(Lines of data)
————————

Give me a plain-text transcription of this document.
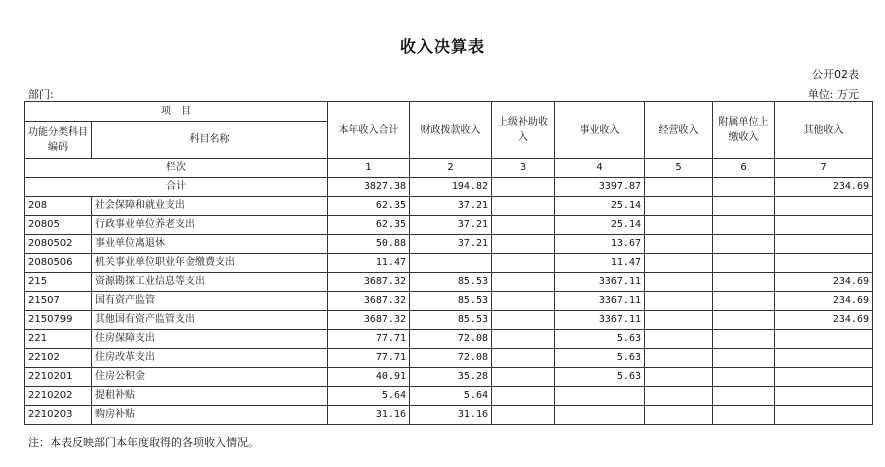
收入决算表
公开02表
部门:	单位: 万元
项　目		本年收入合计	财政拨款收入	上级补助收入	事业收入	经营收入	附属单位上缴收入	其他收入
功能分类科目编码	科目名称							
栏次		1	2	3	4	5	6	7
合计		3827.38	194.82		3397.87			234.69
208	社会保障和就业支出	62.35	37.21		25.14			
20805	行政事业单位养老支出	62.35	37.21		25.14			
2080502	事业单位离退休	50.88	37.21		13.67			
2080506	机关事业单位职业年金缴费支出	11.47			11.47			
215	资源勘探工业信息等支出	3687.32	85.53		3367.11			234.69
21507	国有资产监管	3687.32	85.53		3367.11			234.69
2150799	其他国有资产监管支出	3687.32	85.53		3367.11			234.69
221	住房保障支出	77.71	72.08		5.63			
22102	住房改革支出	77.71	72.08		5.63			
2210201	住房公积金	40.91	35.28		5.63			
2210202	提租补贴	5.64	5.64					
2210203	购房补贴	31.16	31.16					
注：本表反映部门本年度取得的各项收入情况。
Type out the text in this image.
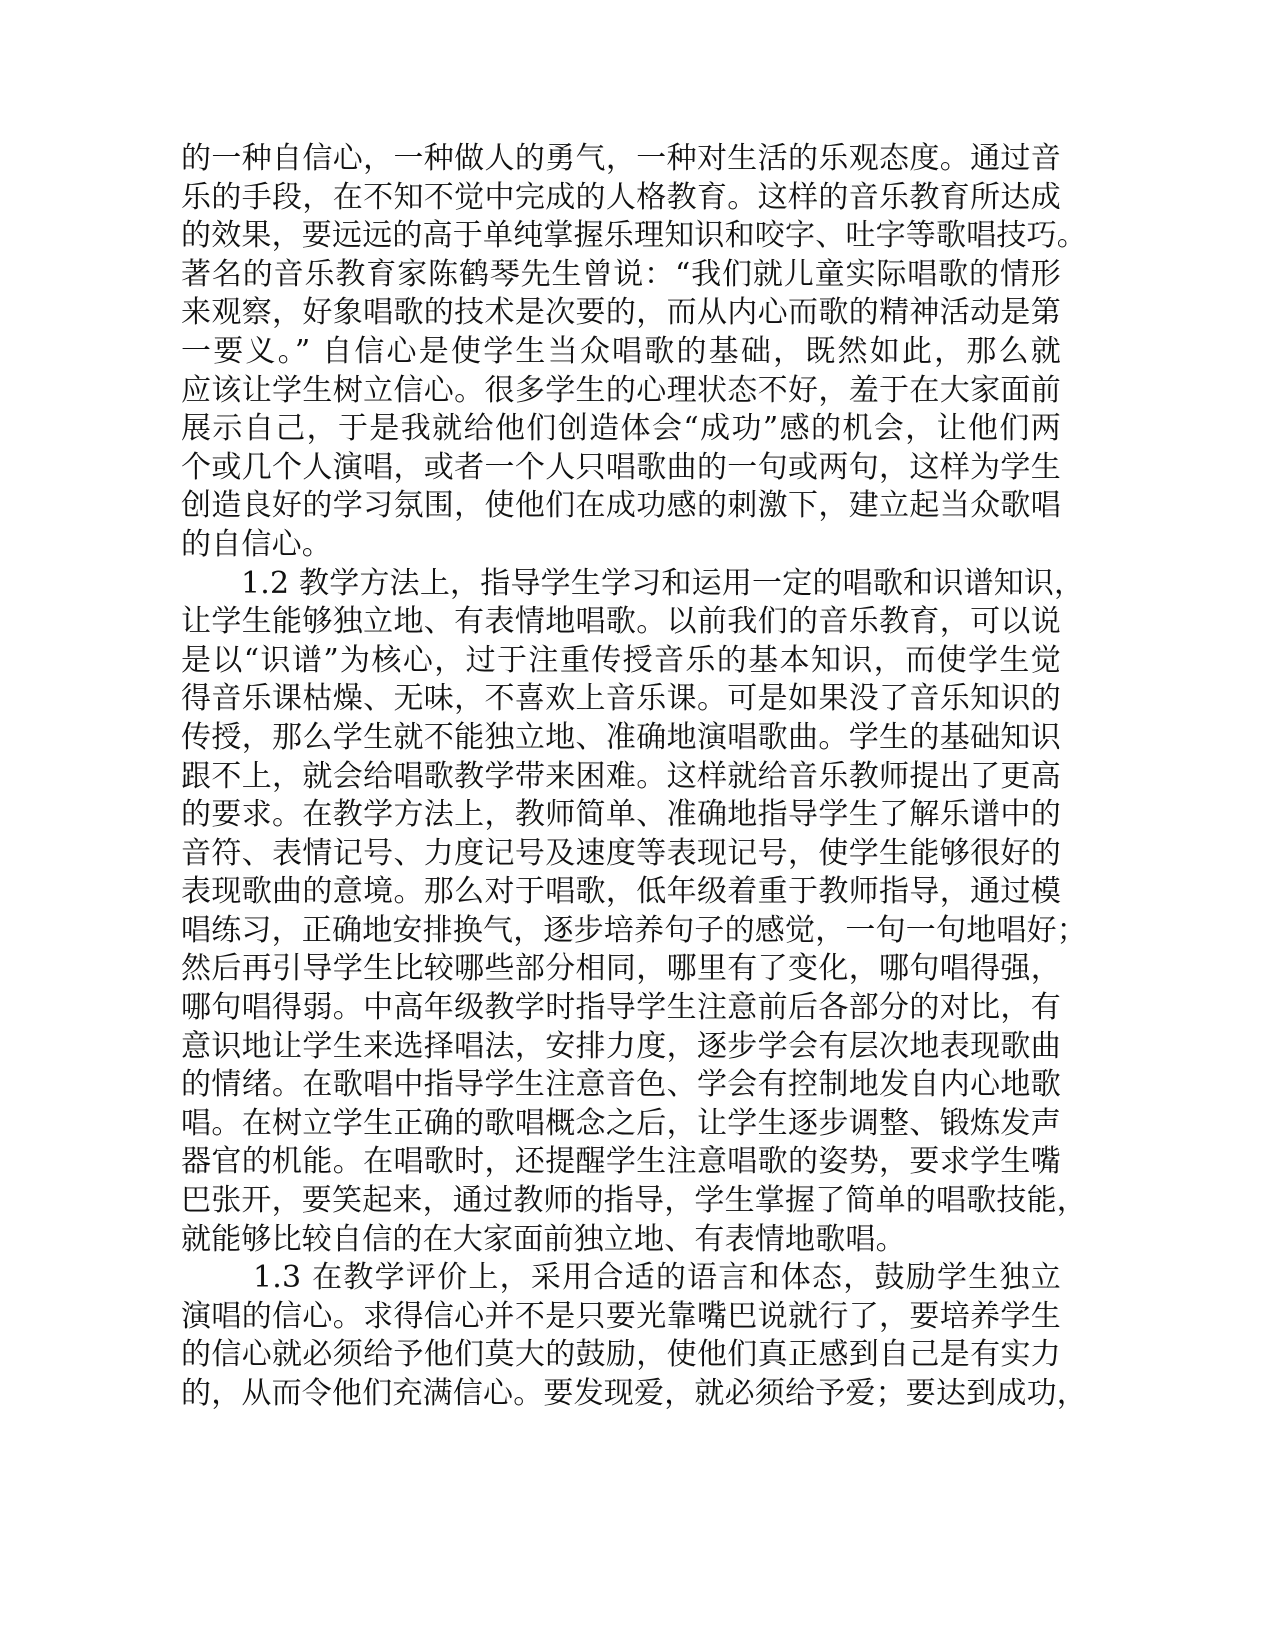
的一种自信心，一种做人的勇气，一种对生活的乐观态度。通过音
乐的手段，在不知不觉中完成的人格教育。这样的音乐教育所达成
的效果，要远远的高于单纯掌握乐理知识和咬字、吐字等歌唱技巧。
著名的音乐教育家陈鹤琴先生曾说：“我们就儿童实际唱歌的情形
来观察，好象唱歌的技术是次要的，而从内心而歌的精神活动是第
一要义。” 自信心是使学生当众唱歌的基础，既然如此，那么就
应该让学生树立信心。很多学生的心理状态不好，羞于在大家面前
展示自己，于是我就给他们创造体会“成功”感的机会，让他们两
个或几个人演唱，或者一个人只唱歌曲的一句或两句，这样为学生
创造良好的学习氛围，使他们在成功感的刺激下，建立起当众歌唱
的自信心。
1.2 教学方法上，指导学生学习和运用一定的唱歌和识谱知识，
让学生能够独立地、有表情地唱歌。以前我们的音乐教育，可以说
是以“识谱”为核心，过于注重传授音乐的基本知识，而使学生觉
得音乐课枯燥、无味，不喜欢上音乐课。可是如果没了音乐知识的
传授，那么学生就不能独立地、准确地演唱歌曲。学生的基础知识
跟不上，就会给唱歌教学带来困难。这样就给音乐教师提出了更高
的要求。在教学方法上，教师简单、准确地指导学生了解乐谱中的
音符、表情记号、力度记号及速度等表现记号，使学生能够很好的
表现歌曲的意境。那么对于唱歌，低年级着重于教师指导，通过模
唱练习，正确地安排换气，逐步培养句子的感觉，一句一句地唱好；
然后再引导学生比较哪些部分相同，哪里有了变化，哪句唱得强，
哪句唱得弱。中高年级教学时指导学生注意前后各部分的对比，有
意识地让学生来选择唱法，安排力度，逐步学会有层次地表现歌曲
的情绪。在歌唱中指导学生注意音色、学会有控制地发自内心地歌
唱。在树立学生正确的歌唱概念之后，让学生逐步调整、锻炼发声
器官的机能。在唱歌时，还提醒学生注意唱歌的姿势，要求学生嘴
巴张开，要笑起来，通过教师的指导，学生掌握了简单的唱歌技能，
就能够比较自信的在大家面前独立地、有表情地歌唱。
1.3 在教学评价上，采用合适的语言和体态，鼓励学生独立
演唱的信心。求得信心并不是只要光靠嘴巴说就行了，要培养学生
的信心就必须给予他们莫大的鼓励，使他们真正感到自己是有实力
的，从而令他们充满信心。要发现爱，就必须给予爱；要达到成功，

————————

* **Exercise prompt**:
Look through the data above. Each line containing the word "this" needs to be copied.

* **Complete answer**:
Give me a plain-text transcription of this document.
Type out the text in this image.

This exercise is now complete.